■ Job ■
Repeat the records below exactly.

####################

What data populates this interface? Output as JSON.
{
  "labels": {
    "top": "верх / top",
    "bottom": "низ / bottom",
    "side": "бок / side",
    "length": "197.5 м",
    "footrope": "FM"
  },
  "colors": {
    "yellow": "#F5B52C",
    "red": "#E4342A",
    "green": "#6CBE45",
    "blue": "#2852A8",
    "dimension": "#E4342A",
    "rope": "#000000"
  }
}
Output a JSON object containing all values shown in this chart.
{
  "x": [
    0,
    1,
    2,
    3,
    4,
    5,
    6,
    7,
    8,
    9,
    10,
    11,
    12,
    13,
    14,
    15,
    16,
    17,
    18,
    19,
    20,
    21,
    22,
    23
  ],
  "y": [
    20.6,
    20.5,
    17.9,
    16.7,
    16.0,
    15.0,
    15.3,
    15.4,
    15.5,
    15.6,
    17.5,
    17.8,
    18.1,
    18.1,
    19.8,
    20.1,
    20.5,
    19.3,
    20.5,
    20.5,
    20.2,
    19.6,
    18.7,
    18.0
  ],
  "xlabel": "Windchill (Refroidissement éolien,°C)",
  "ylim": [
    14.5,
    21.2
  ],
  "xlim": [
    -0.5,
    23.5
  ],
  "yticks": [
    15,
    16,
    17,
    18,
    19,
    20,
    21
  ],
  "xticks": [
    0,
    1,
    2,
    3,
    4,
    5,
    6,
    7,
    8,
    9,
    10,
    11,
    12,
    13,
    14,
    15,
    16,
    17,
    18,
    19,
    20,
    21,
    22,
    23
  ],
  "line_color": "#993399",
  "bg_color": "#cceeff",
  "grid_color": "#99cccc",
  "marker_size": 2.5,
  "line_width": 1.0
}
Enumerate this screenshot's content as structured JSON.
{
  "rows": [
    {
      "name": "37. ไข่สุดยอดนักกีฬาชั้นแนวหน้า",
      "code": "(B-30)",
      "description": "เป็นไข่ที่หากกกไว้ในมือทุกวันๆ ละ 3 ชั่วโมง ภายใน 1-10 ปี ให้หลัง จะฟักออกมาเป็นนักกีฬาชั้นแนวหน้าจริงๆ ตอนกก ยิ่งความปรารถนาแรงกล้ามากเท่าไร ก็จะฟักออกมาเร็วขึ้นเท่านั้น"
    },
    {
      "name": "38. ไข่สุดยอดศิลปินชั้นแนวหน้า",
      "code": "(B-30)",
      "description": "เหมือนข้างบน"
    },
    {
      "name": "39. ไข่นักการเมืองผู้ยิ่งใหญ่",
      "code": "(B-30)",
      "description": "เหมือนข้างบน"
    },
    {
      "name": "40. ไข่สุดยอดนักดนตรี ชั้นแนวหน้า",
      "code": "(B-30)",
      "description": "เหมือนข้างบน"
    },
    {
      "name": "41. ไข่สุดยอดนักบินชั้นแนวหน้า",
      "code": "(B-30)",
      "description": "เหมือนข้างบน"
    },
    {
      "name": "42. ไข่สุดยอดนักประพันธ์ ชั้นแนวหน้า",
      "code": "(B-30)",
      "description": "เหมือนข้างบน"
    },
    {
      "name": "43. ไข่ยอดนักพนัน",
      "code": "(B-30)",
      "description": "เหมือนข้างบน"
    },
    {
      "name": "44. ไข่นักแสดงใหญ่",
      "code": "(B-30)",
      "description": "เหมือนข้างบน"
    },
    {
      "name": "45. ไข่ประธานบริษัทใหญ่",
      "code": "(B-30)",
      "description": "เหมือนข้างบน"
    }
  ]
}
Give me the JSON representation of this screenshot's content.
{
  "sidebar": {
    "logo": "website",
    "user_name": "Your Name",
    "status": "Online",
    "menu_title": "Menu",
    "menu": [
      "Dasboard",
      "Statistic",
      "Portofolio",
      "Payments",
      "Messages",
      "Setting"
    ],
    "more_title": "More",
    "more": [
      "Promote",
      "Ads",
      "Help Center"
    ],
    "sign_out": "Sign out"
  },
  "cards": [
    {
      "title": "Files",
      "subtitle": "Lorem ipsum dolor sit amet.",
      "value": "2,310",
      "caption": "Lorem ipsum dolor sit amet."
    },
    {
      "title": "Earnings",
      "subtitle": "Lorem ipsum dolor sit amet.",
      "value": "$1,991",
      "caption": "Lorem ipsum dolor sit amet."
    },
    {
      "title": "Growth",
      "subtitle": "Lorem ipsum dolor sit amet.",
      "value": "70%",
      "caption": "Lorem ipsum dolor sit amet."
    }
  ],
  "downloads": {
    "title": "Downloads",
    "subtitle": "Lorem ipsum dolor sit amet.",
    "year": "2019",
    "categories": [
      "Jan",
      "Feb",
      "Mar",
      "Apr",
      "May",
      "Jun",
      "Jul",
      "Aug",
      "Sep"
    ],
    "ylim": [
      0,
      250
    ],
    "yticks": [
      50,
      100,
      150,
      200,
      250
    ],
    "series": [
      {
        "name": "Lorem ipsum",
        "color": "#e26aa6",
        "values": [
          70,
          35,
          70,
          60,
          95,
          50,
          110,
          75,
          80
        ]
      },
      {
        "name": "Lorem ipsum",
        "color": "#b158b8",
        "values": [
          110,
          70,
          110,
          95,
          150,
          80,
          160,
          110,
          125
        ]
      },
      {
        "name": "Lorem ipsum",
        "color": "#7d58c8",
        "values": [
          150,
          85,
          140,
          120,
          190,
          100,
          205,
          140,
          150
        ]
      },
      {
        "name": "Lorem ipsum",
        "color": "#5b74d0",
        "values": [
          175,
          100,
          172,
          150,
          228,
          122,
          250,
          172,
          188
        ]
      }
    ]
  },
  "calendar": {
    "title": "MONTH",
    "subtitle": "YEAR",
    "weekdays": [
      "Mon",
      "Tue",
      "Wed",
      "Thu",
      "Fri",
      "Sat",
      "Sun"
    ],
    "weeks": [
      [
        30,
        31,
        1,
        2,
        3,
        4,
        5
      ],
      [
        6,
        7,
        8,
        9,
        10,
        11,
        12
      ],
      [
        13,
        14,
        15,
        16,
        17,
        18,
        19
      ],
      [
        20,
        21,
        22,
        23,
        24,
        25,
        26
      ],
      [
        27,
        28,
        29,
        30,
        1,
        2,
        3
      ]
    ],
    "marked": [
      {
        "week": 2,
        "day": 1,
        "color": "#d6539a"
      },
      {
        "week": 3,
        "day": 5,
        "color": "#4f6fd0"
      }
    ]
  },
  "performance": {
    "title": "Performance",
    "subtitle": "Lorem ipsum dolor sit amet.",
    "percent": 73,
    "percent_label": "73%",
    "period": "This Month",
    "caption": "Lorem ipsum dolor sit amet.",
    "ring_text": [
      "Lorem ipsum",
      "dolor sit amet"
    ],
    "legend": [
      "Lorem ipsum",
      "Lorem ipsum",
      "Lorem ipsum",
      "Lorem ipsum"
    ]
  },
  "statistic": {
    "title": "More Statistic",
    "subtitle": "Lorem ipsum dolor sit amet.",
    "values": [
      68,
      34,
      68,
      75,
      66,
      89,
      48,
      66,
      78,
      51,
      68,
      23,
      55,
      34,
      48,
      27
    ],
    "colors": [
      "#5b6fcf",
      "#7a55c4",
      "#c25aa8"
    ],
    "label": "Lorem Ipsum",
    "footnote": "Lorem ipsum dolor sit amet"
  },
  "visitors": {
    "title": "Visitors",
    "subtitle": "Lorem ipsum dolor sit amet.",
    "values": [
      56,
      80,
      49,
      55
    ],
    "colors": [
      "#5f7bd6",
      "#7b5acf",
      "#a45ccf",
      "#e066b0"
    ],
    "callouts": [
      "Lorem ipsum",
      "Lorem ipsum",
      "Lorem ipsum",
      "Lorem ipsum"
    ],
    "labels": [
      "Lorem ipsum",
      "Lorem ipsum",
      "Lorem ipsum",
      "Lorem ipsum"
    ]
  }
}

####################

■ Answer to this task ■
What data populates this interface? Output as JSON.
{
  "labels": {
    "top": "верх / top",
    "bottom": "низ / bottom",
    "side": "бок / side",
    "length": "197.5 м",
    "footrope": "FM"
  },
  "colors": {
    "yellow": "#F5B52C",
    "red": "#E4342A",
    "green": "#6CBE45",
    "blue": "#2852A8",
    "dimension": "#E4342A",
    "rope": "#000000"
  }
}
Output a JSON object containing all values shown in this chart.
{
  "x": [
    0,
    1,
    2,
    3,
    4,
    5,
    6,
    7,
    8,
    9,
    10,
    11,
    12,
    13,
    14,
    15,
    16,
    17,
    18,
    19,
    20,
    21,
    22,
    23
  ],
  "y": [
    20.6,
    20.5,
    17.9,
    16.7,
    16.0,
    15.0,
    15.3,
    15.4,
    15.5,
    15.6,
    17.5,
    17.8,
    18.1,
    18.1,
    19.8,
    20.1,
    20.5,
    19.3,
    20.5,
    20.5,
    20.2,
    19.6,
    18.7,
    18.0
  ],
  "xlabel": "Windchill (Refroidissement éolien,°C)",
  "ylim": [
    14.5,
    21.2
  ],
  "xlim": [
    -0.5,
    23.5
  ],
  "yticks": [
    15,
    16,
    17,
    18,
    19,
    20,
    21
  ],
  "xticks": [
    0,
    1,
    2,
    3,
    4,
    5,
    6,
    7,
    8,
    9,
    10,
    11,
    12,
    13,
    14,
    15,
    16,
    17,
    18,
    19,
    20,
    21,
    22,
    23
  ],
  "line_color": "#993399",
  "bg_color": "#cceeff",
  "grid_color": "#99cccc",
  "marker_size": 2.5,
  "line_width": 1.0
}
Enumerate this screenshot's content as structured JSON.
{
  "rows": [
    {
      "name": "37. ไข่สุดยอดนักกีฬาชั้นแนวหน้า",
      "code": "(B-30)",
      "description": "เป็นไข่ที่หากกกไว้ในมือทุกวันๆ ละ 3 ชั่วโมง ภายใน 1-10 ปี ให้หลัง จะฟักออกมาเป็นนักกีฬาชั้นแนวหน้าจริงๆ ตอนกก ยิ่งความปรารถนาแรงกล้ามากเท่าไร ก็จะฟักออกมาเร็วขึ้นเท่านั้น"
    },
    {
      "name": "38. ไข่สุดยอดศิลปินชั้นแนวหน้า",
      "code": "(B-30)",
      "description": "เหมือนข้างบน"
    },
    {
      "name": "39. ไข่นักการเมืองผู้ยิ่งใหญ่",
      "code": "(B-30)",
      "description": "เหมือนข้างบน"
    },
    {
      "name": "40. ไข่สุดยอดนักดนตรี ชั้นแนวหน้า",
      "code": "(B-30)",
      "description": "เหมือนข้างบน"
    },
    {
      "name": "41. ไข่สุดยอดนักบินชั้นแนวหน้า",
      "code": "(B-30)",
      "description": "เหมือนข้างบน"
    },
    {
      "name": "42. ไข่สุดยอดนักประพันธ์ ชั้นแนวหน้า",
      "code": "(B-30)",
      "description": "เหมือนข้างบน"
    },
    {
      "name": "43. ไข่ยอดนักพนัน",
      "code": "(B-30)",
      "description": "เหมือนข้างบน"
    },
    {
      "name": "44. ไข่นักแสดงใหญ่",
      "code": "(B-30)",
      "description": "เหมือนข้างบน"
    },
    {
      "name": "45. ไข่ประธานบริษัทใหญ่",
      "code": "(B-30)",
      "description": "เหมือนข้างบน"
    }
  ]
}
Give me the JSON representation of this screenshot's content.
{
  "sidebar": {
    "logo": "website",
    "user_name": "Your Name",
    "status": "Online",
    "menu_title": "Menu",
    "menu": [
      "Dasboard",
      "Statistic",
      "Portofolio",
      "Payments",
      "Messages",
      "Setting"
    ],
    "more_title": "More",
    "more": [
      "Promote",
      "Ads",
      "Help Center"
    ],
    "sign_out": "Sign out"
  },
  "cards": [
    {
      "title": "Files",
      "subtitle": "Lorem ipsum dolor sit amet.",
      "value": "2,310",
      "caption": "Lorem ipsum dolor sit amet."
    },
    {
      "title": "Earnings",
      "subtitle": "Lorem ipsum dolor sit amet.",
      "value": "$1,991",
      "caption": "Lorem ipsum dolor sit amet."
    },
    {
      "title": "Growth",
      "subtitle": "Lorem ipsum dolor sit amet.",
      "value": "70%",
      "caption": "Lorem ipsum dolor sit amet."
    }
  ],
  "downloads": {
    "title": "Downloads",
    "subtitle": "Lorem ipsum dolor sit amet.",
    "year": "2019",
    "categories": [
      "Jan",
      "Feb",
      "Mar",
      "Apr",
      "May",
      "Jun",
      "Jul",
      "Aug",
      "Sep"
    ],
    "ylim": [
      0,
      250
    ],
    "yticks": [
      50,
      100,
      150,
      200,
      250
    ],
    "series": [
      {
        "name": "Lorem ipsum",
        "color": "#e26aa6",
        "values": [
          70,
          35,
          70,
          60,
          95,
          50,
          110,
          75,
          80
        ]
      },
      {
        "name": "Lorem ipsum",
        "color": "#b158b8",
        "values": [
          110,
          70,
          110,
          95,
          150,
          80,
          160,
          110,
          125
        ]
      },
      {
        "name": "Lorem ipsum",
        "color": "#7d58c8",
        "values": [
          150,
          85,
          140,
          120,
          190,
          100,
          205,
          140,
          150
        ]
      },
      {
        "name": "Lorem ipsum",
        "color": "#5b74d0",
        "values": [
          175,
          100,
          172,
          150,
          228,
          122,
          250,
          172,
          188
        ]
      }
    ]
  },
  "calendar": {
    "title": "MONTH",
    "subtitle": "YEAR",
    "weekdays": [
      "Mon",
      "Tue",
      "Wed",
      "Thu",
      "Fri",
      "Sat",
      "Sun"
    ],
    "weeks": [
      [
        30,
        31,
        1,
        2,
        3,
        4,
        5
      ],
      [
        6,
        7,
        8,
        9,
        10,
        11,
        12
      ],
      [
        13,
        14,
        15,
        16,
        17,
        18,
        19
      ],
      [
        20,
        21,
        22,
        23,
        24,
        25,
        26
      ],
      [
        27,
        28,
        29,
        30,
        1,
        2,
        3
      ]
    ],
    "marked": [
      {
        "week": 2,
        "day": 1,
        "color": "#d6539a"
      },
      {
        "week": 3,
        "day": 5,
        "color": "#4f6fd0"
      }
    ]
  },
  "performance": {
    "title": "Performance",
    "subtitle": "Lorem ipsum dolor sit amet.",
    "percent": 73,
    "percent_label": "73%",
    "period": "This Month",
    "caption": "Lorem ipsum dolor sit amet.",
    "ring_text": [
      "Lorem ipsum",
      "dolor sit amet"
    ],
    "legend": [
      "Lorem ipsum",
      "Lorem ipsum",
      "Lorem ipsum",
      "Lorem ipsum"
    ]
  },
  "statistic": {
    "title": "More Statistic",
    "subtitle": "Lorem ipsum dolor sit amet.",
    "values": [
      68,
      34,
      68,
      75,
      66,
      89,
      48,
      66,
      78,
      51,
      68,
      23,
      55,
      34,
      48,
      27
    ],
    "colors": [
      "#5b6fcf",
      "#7a55c4",
      "#c25aa8"
    ],
    "label": "Lorem Ipsum",
    "footnote": "Lorem ipsum dolor sit amet"
  },
  "visitors": {
    "title": "Visitors",
    "subtitle": "Lorem ipsum dolor sit amet.",
    "values": [
      56,
      80,
      49,
      55
    ],
    "colors": [
      "#5f7bd6",
      "#7b5acf",
      "#a45ccf",
      "#e066b0"
    ],
    "callouts": [
      "Lorem ipsum",
      "Lorem ipsum",
      "Lorem ipsum",
      "Lorem ipsum"
    ],
    "labels": [
      "Lorem ipsum",
      "Lorem ipsum",
      "Lorem ipsum",
      "Lorem ipsum"
    ]
  }
}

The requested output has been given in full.